▶ _WHAT YOU WILL DO_: Reproduce the listing below without any change.

*** PROVIDED RECORDS ***

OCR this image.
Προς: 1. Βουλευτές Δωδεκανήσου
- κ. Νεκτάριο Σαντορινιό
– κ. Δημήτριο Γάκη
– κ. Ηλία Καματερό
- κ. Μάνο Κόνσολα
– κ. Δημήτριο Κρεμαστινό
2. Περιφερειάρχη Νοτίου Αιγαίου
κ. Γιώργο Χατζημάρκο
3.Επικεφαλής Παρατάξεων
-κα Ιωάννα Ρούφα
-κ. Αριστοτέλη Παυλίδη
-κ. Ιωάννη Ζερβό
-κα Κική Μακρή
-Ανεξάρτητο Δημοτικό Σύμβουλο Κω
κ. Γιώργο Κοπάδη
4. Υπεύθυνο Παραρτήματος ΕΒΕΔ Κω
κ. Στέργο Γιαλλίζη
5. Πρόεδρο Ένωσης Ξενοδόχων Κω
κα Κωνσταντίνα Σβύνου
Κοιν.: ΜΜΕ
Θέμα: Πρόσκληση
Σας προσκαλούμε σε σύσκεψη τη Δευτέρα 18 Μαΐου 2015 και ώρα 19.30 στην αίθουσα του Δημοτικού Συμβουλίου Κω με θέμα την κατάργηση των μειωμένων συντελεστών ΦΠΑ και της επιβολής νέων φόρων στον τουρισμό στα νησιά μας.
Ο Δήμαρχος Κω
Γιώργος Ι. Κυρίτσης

***

▶ _RESULT FOR THIS EXERCISE_:
OCR this image.
Προς: 1. Βουλευτές Δωδεκανήσου
- κ. Νεκτάριο Σαντορινιό
– κ. Δημήτριο Γάκη
– κ. Ηλία Καματερό
- κ. Μάνο Κόνσολα
– κ. Δημήτριο Κρεμαστινό
2. Περιφερειάρχη Νοτίου Αιγαίου
κ. Γιώργο Χατζημάρκο
3.Επικεφαλής Παρατάξεων
-κα Ιωάννα Ρούφα
-κ. Αριστοτέλη Παυλίδη
-κ. Ιωάννη Ζερβό
-κα Κική Μακρή
-Ανεξάρτητο Δημοτικό Σύμβουλο Κω
κ. Γιώργο Κοπάδη
4. Υπεύθυνο Παραρτήματος ΕΒΕΔ Κω
κ. Στέργο Γιαλλίζη
5. Πρόεδρο Ένωσης Ξενοδόχων Κω
κα Κωνσταντίνα Σβύνου
Κοιν.: ΜΜΕ
Θέμα: Πρόσκληση
Σας προσκαλούμε σε σύσκεψη τη Δευτέρα 18 Μαΐου 2015 και ώρα 19.30 στην αίθουσα του Δημοτικού Συμβουλίου Κω με θέμα την κατάργηση των μειωμένων συντελεστών ΦΠΑ και της επιβολής νέων φόρων στον τουρισμό στα νησιά μας.
Ο Δήμαρχος Κω
Γιώργος Ι. Κυρίτσης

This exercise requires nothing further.